* Short task: Your answer should be a single number: the count of lines that hold the word "document".

═════ Data lines ═════

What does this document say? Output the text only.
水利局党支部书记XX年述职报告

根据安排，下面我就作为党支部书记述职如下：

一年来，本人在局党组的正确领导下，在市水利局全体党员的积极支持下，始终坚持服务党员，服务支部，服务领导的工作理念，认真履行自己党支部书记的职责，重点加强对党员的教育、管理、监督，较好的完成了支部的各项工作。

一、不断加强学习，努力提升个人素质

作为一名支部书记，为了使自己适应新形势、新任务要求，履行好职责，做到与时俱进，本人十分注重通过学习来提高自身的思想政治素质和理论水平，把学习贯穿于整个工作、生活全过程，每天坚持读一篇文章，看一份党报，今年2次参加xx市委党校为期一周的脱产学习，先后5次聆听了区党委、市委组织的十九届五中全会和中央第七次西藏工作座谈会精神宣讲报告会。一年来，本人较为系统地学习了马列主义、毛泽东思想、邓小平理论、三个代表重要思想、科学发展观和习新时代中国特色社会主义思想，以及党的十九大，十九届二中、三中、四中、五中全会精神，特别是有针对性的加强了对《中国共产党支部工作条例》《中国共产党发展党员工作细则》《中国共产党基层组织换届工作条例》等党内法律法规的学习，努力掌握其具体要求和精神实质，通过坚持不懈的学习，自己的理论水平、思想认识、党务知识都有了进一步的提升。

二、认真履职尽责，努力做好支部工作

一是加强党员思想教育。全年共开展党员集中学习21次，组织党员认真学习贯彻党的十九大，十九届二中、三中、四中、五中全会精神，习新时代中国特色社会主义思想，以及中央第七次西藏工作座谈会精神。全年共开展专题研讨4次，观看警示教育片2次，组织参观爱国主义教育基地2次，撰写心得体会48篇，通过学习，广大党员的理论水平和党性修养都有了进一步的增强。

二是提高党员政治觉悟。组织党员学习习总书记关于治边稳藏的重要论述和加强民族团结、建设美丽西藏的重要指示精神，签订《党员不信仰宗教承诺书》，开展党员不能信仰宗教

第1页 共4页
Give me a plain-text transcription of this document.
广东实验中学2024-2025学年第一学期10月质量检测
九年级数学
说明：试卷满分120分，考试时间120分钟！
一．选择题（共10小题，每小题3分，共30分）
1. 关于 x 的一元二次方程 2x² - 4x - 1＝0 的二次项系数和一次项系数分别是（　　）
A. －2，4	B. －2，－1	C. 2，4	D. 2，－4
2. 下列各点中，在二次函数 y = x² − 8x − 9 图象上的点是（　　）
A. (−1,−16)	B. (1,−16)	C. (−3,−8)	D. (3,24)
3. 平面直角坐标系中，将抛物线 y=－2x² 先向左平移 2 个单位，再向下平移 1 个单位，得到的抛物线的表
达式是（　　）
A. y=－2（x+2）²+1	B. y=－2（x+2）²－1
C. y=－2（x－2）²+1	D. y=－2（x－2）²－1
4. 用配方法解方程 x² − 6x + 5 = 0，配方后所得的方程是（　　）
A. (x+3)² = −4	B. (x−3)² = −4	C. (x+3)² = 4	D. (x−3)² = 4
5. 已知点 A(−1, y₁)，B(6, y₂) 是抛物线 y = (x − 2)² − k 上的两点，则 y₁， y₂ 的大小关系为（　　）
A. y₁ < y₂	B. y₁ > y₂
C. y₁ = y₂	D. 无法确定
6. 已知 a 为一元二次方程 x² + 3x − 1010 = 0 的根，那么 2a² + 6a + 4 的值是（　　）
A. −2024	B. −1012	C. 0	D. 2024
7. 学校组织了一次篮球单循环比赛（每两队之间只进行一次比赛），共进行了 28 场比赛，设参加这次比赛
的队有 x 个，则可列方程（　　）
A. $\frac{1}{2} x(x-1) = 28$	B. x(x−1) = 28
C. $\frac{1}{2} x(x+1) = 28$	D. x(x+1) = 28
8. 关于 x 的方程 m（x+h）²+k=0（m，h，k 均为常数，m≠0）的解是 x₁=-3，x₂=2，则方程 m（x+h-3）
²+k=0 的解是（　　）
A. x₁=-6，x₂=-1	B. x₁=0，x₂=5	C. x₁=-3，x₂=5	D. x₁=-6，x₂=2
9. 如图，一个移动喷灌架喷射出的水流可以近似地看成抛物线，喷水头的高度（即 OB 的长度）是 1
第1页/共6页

═════

* Final answer: 2